GOAL: Copy out, from the entries below, each line holding the string "this".

SUPPLIED ENTRIES:

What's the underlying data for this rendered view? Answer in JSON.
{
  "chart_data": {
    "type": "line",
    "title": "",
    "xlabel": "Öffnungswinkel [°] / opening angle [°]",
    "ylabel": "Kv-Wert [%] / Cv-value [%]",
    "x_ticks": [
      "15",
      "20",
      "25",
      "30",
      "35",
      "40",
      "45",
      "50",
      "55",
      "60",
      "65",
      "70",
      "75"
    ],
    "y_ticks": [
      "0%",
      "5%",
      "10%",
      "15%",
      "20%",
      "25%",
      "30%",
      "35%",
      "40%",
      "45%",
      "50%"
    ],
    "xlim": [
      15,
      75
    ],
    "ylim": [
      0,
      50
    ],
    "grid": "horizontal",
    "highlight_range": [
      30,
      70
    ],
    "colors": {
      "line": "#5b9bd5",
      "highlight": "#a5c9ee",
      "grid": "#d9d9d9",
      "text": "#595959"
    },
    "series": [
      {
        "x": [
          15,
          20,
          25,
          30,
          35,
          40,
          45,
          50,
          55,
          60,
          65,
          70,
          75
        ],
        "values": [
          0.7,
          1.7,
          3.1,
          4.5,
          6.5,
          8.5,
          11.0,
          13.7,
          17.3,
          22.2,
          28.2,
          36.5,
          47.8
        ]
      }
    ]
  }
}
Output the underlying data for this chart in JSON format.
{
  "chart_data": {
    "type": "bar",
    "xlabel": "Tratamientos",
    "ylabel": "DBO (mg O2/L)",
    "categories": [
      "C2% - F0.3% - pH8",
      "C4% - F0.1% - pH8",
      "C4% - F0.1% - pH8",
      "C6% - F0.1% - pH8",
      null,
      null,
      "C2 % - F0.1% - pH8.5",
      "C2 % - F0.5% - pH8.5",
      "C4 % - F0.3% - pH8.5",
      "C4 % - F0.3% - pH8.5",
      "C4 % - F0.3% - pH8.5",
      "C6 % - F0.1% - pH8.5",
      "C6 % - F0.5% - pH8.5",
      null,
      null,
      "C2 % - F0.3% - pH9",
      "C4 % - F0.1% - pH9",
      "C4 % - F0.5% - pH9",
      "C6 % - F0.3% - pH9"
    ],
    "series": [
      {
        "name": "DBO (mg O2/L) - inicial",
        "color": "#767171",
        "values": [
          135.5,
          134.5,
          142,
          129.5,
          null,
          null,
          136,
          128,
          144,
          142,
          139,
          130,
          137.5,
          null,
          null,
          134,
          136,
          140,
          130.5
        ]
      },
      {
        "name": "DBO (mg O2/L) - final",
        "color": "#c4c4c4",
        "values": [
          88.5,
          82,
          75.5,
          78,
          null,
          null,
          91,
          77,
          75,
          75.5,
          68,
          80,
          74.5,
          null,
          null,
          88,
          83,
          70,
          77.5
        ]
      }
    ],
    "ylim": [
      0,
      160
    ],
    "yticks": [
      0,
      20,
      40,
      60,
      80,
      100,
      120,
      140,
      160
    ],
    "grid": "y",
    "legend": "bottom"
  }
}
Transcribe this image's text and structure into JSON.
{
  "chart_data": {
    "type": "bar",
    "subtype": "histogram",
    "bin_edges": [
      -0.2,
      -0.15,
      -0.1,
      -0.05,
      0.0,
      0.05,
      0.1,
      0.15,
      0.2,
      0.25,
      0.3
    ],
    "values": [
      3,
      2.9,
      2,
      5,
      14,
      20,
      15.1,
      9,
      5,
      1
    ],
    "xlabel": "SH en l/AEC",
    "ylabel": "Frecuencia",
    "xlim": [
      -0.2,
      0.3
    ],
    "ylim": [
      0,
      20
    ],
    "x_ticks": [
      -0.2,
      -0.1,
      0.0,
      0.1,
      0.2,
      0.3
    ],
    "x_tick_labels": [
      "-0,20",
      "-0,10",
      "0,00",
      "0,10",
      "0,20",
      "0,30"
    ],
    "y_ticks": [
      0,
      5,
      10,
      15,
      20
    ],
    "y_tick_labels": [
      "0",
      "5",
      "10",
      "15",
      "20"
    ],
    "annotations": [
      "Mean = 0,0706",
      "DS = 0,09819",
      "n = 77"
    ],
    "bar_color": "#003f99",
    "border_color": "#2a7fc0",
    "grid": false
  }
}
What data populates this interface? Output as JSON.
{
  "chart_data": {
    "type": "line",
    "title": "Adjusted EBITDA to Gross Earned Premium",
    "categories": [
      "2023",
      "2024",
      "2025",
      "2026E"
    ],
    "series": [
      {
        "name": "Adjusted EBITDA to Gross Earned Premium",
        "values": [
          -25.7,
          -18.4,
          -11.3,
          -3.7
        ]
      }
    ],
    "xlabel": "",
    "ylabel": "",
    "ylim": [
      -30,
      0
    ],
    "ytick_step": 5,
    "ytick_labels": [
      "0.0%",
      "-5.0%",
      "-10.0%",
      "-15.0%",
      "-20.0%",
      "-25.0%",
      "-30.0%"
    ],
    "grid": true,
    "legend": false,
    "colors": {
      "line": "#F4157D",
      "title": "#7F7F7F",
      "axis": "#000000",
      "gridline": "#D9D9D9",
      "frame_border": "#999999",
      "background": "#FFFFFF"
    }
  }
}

FULL SOLUTION:
What's the underlying data for this rendered view? Answer in JSON.
Output the underlying data for this chart in JSON format.
Transcribe this image's text and structure into JSON.
What data populates this interface? Output as JSON.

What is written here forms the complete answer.